» **What needs to be done**
Which of the lines below hold "alltid"? Please return each one.

» **Record extracts**
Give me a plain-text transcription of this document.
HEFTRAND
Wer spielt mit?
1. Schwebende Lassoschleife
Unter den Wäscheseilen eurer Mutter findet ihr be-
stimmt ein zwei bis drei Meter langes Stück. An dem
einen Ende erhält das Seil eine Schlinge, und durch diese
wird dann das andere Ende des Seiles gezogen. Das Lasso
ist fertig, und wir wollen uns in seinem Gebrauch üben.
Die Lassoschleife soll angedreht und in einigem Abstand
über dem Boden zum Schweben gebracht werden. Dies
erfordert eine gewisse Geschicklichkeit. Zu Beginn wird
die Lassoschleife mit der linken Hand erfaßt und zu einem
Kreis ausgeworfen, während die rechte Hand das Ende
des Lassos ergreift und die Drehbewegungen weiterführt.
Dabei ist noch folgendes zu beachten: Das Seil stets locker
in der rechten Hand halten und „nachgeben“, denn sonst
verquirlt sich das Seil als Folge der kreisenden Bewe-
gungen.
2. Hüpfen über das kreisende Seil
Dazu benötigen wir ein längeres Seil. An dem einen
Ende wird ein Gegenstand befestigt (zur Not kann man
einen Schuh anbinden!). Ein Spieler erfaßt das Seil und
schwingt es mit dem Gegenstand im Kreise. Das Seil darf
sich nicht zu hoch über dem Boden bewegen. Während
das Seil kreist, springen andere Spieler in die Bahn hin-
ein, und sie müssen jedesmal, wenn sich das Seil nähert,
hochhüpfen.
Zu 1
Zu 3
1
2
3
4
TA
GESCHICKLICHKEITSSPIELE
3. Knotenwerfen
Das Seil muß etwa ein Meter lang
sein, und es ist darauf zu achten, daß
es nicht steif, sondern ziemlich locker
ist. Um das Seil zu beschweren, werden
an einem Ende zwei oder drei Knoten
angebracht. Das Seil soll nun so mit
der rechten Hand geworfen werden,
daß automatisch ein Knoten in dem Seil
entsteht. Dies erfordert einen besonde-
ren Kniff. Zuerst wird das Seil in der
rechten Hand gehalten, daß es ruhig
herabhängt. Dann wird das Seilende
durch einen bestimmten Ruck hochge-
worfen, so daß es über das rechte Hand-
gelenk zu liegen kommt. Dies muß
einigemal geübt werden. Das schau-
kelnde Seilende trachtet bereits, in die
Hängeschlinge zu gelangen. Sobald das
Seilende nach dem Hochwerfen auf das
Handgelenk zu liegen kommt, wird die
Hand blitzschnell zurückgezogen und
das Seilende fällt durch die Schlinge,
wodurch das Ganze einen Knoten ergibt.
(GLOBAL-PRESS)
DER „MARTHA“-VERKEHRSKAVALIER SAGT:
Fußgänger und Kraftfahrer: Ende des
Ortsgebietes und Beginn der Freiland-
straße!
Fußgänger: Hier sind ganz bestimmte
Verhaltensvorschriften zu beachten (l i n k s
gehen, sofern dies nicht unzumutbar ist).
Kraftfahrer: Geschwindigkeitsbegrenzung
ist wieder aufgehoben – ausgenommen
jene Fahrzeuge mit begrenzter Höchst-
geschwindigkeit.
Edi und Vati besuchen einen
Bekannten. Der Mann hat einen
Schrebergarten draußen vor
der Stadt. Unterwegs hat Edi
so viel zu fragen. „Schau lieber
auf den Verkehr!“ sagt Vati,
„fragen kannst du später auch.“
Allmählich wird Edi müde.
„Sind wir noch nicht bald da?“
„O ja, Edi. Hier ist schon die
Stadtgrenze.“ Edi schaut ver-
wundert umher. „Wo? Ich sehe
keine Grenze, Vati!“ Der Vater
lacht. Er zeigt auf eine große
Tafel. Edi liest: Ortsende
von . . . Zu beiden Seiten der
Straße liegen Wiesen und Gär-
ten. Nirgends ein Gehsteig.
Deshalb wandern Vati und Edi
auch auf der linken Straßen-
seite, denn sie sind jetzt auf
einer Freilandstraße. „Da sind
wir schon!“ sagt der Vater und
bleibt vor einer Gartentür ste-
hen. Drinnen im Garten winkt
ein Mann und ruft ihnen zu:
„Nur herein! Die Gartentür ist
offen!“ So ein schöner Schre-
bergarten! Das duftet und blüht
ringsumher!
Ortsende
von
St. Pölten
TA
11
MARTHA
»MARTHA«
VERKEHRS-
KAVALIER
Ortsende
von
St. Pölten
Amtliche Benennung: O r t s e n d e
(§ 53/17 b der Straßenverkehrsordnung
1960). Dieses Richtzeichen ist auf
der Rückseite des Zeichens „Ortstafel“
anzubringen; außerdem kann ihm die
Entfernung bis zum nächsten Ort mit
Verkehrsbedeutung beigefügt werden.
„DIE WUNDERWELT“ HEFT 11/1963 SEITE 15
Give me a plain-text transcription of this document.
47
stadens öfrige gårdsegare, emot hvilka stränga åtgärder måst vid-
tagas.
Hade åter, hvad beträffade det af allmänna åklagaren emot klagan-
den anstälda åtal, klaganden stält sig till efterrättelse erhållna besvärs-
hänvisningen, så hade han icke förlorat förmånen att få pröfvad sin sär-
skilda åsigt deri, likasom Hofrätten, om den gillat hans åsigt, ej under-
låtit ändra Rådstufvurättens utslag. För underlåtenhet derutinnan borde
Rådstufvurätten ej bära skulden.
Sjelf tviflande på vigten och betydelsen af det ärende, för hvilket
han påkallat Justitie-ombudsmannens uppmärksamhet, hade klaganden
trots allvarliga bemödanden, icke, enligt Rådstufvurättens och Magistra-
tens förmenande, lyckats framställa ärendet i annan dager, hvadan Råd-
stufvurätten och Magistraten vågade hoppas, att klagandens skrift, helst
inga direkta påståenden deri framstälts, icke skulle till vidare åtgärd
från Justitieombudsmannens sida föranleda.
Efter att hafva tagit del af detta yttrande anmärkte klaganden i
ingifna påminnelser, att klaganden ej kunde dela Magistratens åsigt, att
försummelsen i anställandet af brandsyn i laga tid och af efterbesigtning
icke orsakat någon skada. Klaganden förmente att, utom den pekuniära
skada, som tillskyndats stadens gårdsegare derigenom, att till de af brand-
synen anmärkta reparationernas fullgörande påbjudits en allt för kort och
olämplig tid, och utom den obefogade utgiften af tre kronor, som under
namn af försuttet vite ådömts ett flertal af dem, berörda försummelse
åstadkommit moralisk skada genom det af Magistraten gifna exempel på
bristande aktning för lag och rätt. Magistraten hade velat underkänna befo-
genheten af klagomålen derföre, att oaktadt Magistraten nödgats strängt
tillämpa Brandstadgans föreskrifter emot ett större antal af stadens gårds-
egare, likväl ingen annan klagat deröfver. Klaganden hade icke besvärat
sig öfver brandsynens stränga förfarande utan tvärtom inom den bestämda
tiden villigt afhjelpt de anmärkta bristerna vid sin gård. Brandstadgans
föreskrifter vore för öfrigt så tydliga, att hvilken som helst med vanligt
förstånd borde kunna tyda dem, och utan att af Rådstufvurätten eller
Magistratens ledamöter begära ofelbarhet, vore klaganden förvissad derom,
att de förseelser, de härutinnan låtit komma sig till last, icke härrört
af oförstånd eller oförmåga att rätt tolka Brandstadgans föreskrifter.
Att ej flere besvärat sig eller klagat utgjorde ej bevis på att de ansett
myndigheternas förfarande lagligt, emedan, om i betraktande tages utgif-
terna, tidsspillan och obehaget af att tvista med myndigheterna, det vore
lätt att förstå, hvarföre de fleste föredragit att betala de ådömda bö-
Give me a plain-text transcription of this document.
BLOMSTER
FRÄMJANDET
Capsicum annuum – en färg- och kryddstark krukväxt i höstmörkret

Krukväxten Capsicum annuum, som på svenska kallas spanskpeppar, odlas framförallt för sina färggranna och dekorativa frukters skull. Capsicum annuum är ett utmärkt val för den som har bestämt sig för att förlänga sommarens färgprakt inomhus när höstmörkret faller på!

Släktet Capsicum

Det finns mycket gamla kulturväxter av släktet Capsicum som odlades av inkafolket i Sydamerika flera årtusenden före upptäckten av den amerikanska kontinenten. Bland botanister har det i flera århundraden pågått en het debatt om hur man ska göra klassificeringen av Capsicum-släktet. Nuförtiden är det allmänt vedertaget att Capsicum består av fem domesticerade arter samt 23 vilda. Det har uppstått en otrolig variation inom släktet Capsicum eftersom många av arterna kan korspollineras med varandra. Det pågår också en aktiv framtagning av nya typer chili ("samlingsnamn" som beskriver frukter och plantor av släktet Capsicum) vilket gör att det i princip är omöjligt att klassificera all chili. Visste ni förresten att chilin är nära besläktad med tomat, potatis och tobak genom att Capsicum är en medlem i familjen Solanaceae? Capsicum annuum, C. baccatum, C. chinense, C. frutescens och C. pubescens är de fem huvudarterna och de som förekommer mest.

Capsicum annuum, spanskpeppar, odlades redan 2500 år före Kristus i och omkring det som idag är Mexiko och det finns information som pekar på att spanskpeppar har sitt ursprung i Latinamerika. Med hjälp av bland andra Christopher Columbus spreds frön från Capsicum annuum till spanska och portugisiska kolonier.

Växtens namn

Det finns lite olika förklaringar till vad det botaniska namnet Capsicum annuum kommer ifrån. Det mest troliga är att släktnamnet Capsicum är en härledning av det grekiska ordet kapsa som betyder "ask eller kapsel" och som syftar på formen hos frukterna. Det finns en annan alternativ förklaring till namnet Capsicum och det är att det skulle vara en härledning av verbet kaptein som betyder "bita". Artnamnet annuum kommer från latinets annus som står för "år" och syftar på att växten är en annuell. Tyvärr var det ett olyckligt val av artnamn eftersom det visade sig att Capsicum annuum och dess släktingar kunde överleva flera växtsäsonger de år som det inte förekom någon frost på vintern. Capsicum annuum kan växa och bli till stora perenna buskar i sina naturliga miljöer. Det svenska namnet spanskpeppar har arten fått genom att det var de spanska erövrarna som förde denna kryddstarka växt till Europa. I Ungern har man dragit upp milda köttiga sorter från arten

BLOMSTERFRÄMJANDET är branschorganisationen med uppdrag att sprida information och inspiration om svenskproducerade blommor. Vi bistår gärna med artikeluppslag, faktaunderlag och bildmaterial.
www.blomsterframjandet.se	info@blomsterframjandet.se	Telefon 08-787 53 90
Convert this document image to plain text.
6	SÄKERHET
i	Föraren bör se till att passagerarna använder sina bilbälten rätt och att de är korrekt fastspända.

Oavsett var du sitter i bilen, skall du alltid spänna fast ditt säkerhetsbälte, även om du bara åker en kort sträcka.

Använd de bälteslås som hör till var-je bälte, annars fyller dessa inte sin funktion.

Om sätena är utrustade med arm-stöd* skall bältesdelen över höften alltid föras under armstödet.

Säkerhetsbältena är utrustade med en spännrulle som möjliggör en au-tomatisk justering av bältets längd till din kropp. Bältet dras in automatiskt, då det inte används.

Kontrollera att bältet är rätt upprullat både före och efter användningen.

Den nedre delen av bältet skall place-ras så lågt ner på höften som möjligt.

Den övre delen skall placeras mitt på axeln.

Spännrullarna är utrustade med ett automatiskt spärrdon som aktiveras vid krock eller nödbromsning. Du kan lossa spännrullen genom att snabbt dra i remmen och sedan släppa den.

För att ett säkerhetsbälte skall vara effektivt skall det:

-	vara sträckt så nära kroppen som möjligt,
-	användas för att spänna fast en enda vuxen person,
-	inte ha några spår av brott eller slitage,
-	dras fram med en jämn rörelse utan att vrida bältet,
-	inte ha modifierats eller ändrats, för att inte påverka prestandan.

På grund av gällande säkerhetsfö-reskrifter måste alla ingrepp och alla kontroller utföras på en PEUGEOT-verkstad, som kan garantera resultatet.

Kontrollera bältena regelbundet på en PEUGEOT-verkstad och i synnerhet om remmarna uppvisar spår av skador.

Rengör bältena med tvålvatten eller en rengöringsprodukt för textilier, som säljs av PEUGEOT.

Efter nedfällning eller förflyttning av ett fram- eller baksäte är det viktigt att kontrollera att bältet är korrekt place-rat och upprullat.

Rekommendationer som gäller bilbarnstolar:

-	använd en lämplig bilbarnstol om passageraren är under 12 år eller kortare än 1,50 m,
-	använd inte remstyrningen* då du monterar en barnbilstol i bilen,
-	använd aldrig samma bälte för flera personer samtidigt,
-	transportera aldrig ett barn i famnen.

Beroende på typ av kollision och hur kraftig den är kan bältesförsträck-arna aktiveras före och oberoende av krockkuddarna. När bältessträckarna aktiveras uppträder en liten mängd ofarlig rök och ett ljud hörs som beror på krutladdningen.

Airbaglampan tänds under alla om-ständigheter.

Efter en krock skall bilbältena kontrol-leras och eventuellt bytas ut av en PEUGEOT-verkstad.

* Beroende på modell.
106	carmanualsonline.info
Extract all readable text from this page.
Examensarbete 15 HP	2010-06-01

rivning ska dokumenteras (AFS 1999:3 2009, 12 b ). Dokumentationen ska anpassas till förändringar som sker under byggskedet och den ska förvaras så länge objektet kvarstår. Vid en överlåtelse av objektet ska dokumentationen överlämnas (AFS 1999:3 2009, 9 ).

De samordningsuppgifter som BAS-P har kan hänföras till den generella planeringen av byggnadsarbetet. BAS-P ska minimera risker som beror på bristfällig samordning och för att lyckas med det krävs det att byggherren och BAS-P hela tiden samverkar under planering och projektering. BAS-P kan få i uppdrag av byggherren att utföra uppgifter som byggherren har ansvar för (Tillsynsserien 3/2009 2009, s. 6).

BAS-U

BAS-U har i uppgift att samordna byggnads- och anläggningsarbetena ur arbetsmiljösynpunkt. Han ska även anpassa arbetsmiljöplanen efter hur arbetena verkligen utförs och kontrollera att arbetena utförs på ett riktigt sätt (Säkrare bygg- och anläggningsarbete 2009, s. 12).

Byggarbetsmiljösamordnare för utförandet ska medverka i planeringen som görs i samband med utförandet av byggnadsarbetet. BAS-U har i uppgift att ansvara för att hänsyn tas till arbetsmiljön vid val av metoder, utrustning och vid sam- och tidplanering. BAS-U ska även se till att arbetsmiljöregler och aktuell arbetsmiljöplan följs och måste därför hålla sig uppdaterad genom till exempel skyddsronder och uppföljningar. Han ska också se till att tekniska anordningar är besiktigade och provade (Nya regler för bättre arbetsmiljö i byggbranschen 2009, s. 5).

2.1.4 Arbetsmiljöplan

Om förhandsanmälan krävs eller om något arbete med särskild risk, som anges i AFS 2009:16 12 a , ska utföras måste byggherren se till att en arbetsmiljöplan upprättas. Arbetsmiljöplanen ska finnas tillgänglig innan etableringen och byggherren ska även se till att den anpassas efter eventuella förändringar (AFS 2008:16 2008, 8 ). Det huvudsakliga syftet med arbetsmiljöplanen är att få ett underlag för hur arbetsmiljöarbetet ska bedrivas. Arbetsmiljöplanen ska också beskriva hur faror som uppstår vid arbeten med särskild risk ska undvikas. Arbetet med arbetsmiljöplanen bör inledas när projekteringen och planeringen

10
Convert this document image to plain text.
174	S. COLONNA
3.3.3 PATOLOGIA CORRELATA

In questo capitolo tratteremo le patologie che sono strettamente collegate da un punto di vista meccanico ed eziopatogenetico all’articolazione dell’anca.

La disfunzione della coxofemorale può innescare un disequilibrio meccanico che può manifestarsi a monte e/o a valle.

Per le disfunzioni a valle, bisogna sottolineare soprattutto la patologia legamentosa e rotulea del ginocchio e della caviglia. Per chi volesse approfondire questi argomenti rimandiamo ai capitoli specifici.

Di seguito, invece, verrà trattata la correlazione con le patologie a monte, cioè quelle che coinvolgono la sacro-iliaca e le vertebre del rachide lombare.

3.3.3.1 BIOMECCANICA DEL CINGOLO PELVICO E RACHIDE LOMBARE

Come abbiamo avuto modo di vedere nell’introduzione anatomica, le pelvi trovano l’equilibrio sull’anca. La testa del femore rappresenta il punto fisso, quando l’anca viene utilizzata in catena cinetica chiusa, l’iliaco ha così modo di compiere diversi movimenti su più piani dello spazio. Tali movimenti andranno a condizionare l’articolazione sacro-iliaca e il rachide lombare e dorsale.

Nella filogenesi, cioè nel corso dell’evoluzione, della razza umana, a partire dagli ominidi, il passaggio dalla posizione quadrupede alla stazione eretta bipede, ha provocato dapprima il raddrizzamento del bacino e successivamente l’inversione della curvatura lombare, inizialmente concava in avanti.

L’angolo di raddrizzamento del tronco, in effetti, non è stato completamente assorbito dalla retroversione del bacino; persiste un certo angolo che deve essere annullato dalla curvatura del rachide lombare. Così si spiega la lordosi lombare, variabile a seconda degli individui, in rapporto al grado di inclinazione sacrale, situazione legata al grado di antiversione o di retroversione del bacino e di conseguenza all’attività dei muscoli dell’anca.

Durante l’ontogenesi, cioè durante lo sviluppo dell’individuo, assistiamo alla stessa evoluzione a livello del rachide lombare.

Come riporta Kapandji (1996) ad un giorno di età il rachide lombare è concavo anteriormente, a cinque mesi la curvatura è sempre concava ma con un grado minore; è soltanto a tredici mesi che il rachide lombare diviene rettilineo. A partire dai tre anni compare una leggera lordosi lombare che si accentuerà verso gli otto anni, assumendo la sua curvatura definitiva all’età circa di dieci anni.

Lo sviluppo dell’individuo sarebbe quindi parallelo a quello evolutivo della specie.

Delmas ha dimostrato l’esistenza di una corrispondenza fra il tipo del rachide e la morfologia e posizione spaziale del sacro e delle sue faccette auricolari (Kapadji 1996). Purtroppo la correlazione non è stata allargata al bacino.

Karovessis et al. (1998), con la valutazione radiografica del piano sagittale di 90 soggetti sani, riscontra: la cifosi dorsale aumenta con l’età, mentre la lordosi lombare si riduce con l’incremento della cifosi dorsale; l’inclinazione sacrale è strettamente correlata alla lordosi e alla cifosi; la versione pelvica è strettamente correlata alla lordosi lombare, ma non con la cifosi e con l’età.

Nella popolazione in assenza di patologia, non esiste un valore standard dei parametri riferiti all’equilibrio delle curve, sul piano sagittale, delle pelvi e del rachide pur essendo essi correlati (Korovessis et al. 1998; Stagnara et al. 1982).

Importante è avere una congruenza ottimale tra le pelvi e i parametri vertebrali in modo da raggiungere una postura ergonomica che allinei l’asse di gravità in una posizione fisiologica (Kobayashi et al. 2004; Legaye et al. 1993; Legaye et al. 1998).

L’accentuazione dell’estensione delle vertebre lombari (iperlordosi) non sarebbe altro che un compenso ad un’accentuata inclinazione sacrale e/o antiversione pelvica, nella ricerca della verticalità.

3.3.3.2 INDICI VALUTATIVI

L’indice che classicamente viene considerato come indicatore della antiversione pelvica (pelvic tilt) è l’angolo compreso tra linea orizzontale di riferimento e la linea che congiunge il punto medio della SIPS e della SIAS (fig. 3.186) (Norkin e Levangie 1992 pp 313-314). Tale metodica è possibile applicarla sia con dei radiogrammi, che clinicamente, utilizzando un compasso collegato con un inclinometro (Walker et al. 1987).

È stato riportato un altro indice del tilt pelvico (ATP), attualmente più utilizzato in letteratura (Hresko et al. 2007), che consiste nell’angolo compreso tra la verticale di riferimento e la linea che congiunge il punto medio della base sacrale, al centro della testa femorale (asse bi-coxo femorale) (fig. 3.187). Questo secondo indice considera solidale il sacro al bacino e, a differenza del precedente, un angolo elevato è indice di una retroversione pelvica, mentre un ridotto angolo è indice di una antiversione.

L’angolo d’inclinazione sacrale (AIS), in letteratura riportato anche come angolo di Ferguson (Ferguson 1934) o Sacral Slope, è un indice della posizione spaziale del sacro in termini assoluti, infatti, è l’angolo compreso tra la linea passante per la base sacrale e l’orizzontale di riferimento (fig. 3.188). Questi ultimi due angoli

» **Output of the exercise**
Oavsett var du sitter i bilen, skall du alltid spänna fast ditt säkerhetsbälte, även om du bara åker en kort sträcka.
Om sätena är utrustade med arm-stöd* skall bältesdelen över höften alltid föras under armstödet.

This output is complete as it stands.